_OBJECTIVE_
Transcribe the material below exactly as it appears.

====== DATA RECORDS

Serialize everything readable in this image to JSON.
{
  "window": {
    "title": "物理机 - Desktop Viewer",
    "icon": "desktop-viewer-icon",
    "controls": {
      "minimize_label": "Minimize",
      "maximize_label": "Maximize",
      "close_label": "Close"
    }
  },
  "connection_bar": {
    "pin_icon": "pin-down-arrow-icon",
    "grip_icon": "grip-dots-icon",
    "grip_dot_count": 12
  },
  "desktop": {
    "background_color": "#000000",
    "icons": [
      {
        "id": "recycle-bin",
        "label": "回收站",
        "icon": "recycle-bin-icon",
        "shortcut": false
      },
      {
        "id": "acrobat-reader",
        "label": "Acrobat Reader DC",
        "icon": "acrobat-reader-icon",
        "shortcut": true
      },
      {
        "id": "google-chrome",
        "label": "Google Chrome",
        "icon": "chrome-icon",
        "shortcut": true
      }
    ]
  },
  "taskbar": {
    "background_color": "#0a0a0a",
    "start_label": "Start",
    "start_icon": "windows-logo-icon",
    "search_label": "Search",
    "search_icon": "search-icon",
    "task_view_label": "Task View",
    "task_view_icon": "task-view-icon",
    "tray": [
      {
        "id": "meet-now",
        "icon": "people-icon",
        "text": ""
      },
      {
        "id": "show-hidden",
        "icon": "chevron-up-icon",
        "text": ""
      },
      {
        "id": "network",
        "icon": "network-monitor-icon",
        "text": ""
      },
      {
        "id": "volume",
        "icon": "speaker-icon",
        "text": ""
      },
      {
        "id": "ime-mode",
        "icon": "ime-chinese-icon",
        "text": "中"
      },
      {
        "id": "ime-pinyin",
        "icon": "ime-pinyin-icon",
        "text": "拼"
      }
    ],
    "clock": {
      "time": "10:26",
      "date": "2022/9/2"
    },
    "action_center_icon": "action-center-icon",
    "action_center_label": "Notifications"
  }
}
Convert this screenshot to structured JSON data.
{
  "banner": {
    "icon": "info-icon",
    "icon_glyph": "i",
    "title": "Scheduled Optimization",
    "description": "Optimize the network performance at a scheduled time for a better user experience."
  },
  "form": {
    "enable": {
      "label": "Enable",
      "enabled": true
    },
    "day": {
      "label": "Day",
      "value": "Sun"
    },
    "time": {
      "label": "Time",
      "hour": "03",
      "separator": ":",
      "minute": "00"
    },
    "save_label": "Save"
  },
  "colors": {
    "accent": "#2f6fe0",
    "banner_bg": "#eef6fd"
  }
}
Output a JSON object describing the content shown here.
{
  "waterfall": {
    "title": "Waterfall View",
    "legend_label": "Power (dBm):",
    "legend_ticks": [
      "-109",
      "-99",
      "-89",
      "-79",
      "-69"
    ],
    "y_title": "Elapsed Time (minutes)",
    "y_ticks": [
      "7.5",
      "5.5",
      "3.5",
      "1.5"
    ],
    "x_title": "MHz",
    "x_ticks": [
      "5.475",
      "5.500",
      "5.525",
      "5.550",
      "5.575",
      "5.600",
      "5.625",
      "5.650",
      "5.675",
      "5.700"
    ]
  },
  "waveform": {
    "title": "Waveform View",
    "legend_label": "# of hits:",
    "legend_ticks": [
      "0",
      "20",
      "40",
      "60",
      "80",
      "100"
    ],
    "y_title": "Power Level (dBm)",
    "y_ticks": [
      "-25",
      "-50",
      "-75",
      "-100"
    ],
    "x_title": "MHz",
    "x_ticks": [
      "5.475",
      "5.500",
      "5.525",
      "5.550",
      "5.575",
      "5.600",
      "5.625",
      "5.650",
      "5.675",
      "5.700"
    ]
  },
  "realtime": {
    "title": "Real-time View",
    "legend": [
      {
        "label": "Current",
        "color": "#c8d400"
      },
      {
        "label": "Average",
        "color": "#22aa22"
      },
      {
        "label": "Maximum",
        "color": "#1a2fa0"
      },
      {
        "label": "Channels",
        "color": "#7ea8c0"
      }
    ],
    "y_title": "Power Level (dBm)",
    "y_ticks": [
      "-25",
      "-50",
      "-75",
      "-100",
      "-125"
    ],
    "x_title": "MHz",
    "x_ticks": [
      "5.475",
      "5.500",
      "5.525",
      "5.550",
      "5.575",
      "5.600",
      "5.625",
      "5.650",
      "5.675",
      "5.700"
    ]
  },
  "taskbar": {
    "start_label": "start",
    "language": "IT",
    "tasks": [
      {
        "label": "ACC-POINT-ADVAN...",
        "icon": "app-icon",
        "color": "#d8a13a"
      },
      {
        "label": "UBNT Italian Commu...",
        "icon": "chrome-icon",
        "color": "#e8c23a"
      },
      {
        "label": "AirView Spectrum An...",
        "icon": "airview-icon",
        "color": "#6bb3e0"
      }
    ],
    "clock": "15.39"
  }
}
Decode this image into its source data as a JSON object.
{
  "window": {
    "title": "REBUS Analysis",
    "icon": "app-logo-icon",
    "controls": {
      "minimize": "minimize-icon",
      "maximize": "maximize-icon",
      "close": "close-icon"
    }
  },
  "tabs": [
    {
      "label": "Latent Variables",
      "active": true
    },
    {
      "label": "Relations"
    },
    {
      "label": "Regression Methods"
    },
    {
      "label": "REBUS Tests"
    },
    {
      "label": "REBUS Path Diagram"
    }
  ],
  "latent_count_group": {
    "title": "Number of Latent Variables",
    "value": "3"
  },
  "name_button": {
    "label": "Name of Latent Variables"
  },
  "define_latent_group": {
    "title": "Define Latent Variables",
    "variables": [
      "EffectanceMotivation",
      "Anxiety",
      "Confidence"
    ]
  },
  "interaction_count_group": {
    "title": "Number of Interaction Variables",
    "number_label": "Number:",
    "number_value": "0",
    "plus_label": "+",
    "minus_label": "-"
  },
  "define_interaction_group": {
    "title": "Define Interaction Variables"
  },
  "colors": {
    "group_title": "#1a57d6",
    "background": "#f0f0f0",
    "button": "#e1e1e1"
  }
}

============

_SOLUTION FOR THIS TASK_
Serialize everything readable in this image to JSON.
{
  "window": {
    "title": "物理机 - Desktop Viewer",
    "icon": "desktop-viewer-icon",
    "controls": {
      "minimize_label": "Minimize",
      "maximize_label": "Maximize",
      "close_label": "Close"
    }
  },
  "connection_bar": {
    "pin_icon": "pin-down-arrow-icon",
    "grip_icon": "grip-dots-icon",
    "grip_dot_count": 12
  },
  "desktop": {
    "background_color": "#000000",
    "icons": [
      {
        "id": "recycle-bin",
        "label": "回收站",
        "icon": "recycle-bin-icon",
        "shortcut": false
      },
      {
        "id": "acrobat-reader",
        "label": "Acrobat Reader DC",
        "icon": "acrobat-reader-icon",
        "shortcut": true
      },
      {
        "id": "google-chrome",
        "label": "Google Chrome",
        "icon": "chrome-icon",
        "shortcut": true
      }
    ]
  },
  "taskbar": {
    "background_color": "#0a0a0a",
    "start_label": "Start",
    "start_icon": "windows-logo-icon",
    "search_label": "Search",
    "search_icon": "search-icon",
    "task_view_label": "Task View",
    "task_view_icon": "task-view-icon",
    "tray": [
      {
        "id": "meet-now",
        "icon": "people-icon",
        "text": ""
      },
      {
        "id": "show-hidden",
        "icon": "chevron-up-icon",
        "text": ""
      },
      {
        "id": "network",
        "icon": "network-monitor-icon",
        "text": ""
      },
      {
        "id": "volume",
        "icon": "speaker-icon",
        "text": ""
      },
      {
        "id": "ime-mode",
        "icon": "ime-chinese-icon",
        "text": "中"
      },
      {
        "id": "ime-pinyin",
        "icon": "ime-pinyin-icon",
        "text": "拼"
      }
    ],
    "clock": {
      "time": "10:26",
      "date": "2022/9/2"
    },
    "action_center_icon": "action-center-icon",
    "action_center_label": "Notifications"
  }
}
Convert this screenshot to structured JSON data.
{
  "banner": {
    "icon": "info-icon",
    "icon_glyph": "i",
    "title": "Scheduled Optimization",
    "description": "Optimize the network performance at a scheduled time for a better user experience."
  },
  "form": {
    "enable": {
      "label": "Enable",
      "enabled": true
    },
    "day": {
      "label": "Day",
      "value": "Sun"
    },
    "time": {
      "label": "Time",
      "hour": "03",
      "separator": ":",
      "minute": "00"
    },
    "save_label": "Save"
  },
  "colors": {
    "accent": "#2f6fe0",
    "banner_bg": "#eef6fd"
  }
}
Output a JSON object describing the content shown here.
{
  "waterfall": {
    "title": "Waterfall View",
    "legend_label": "Power (dBm):",
    "legend_ticks": [
      "-109",
      "-99",
      "-89",
      "-79",
      "-69"
    ],
    "y_title": "Elapsed Time (minutes)",
    "y_ticks": [
      "7.5",
      "5.5",
      "3.5",
      "1.5"
    ],
    "x_title": "MHz",
    "x_ticks": [
      "5.475",
      "5.500",
      "5.525",
      "5.550",
      "5.575",
      "5.600",
      "5.625",
      "5.650",
      "5.675",
      "5.700"
    ]
  },
  "waveform": {
    "title": "Waveform View",
    "legend_label": "# of hits:",
    "legend_ticks": [
      "0",
      "20",
      "40",
      "60",
      "80",
      "100"
    ],
    "y_title": "Power Level (dBm)",
    "y_ticks": [
      "-25",
      "-50",
      "-75",
      "-100"
    ],
    "x_title": "MHz",
    "x_ticks": [
      "5.475",
      "5.500",
      "5.525",
      "5.550",
      "5.575",
      "5.600",
      "5.625",
      "5.650",
      "5.675",
      "5.700"
    ]
  },
  "realtime": {
    "title": "Real-time View",
    "legend": [
      {
        "label": "Current",
        "color": "#c8d400"
      },
      {
        "label": "Average",
        "color": "#22aa22"
      },
      {
        "label": "Maximum",
        "color": "#1a2fa0"
      },
      {
        "label": "Channels",
        "color": "#7ea8c0"
      }
    ],
    "y_title": "Power Level (dBm)",
    "y_ticks": [
      "-25",
      "-50",
      "-75",
      "-100",
      "-125"
    ],
    "x_title": "MHz",
    "x_ticks": [
      "5.475",
      "5.500",
      "5.525",
      "5.550",
      "5.575",
      "5.600",
      "5.625",
      "5.650",
      "5.675",
      "5.700"
    ]
  },
  "taskbar": {
    "start_label": "start",
    "language": "IT",
    "tasks": [
      {
        "label": "ACC-POINT-ADVAN...",
        "icon": "app-icon",
        "color": "#d8a13a"
      },
      {
        "label": "UBNT Italian Commu...",
        "icon": "chrome-icon",
        "color": "#e8c23a"
      },
      {
        "label": "AirView Spectrum An...",
        "icon": "airview-icon",
        "color": "#6bb3e0"
      }
    ],
    "clock": "15.39"
  }
}
Decode this image into its source data as a JSON object.
{
  "window": {
    "title": "REBUS Analysis",
    "icon": "app-logo-icon",
    "controls": {
      "minimize": "minimize-icon",
      "maximize": "maximize-icon",
      "close": "close-icon"
    }
  },
  "tabs": [
    {
      "label": "Latent Variables",
      "active": true
    },
    {
      "label": "Relations"
    },
    {
      "label": "Regression Methods"
    },
    {
      "label": "REBUS Tests"
    },
    {
      "label": "REBUS Path Diagram"
    }
  ],
  "latent_count_group": {
    "title": "Number of Latent Variables",
    "value": "3"
  },
  "name_button": {
    "label": "Name of Latent Variables"
  },
  "define_latent_group": {
    "title": "Define Latent Variables",
    "variables": [
      "EffectanceMotivation",
      "Anxiety",
      "Confidence"
    ]
  },
  "interaction_count_group": {
    "title": "Number of Interaction Variables",
    "number_label": "Number:",
    "number_value": "0",
    "plus_label": "+",
    "minus_label": "-"
  },
  "define_interaction_group": {
    "title": "Define Interaction Variables"
  },
  "colors": {
    "group_title": "#1a57d6",
    "background": "#f0f0f0",
    "button": "#e1e1e1"
  }
}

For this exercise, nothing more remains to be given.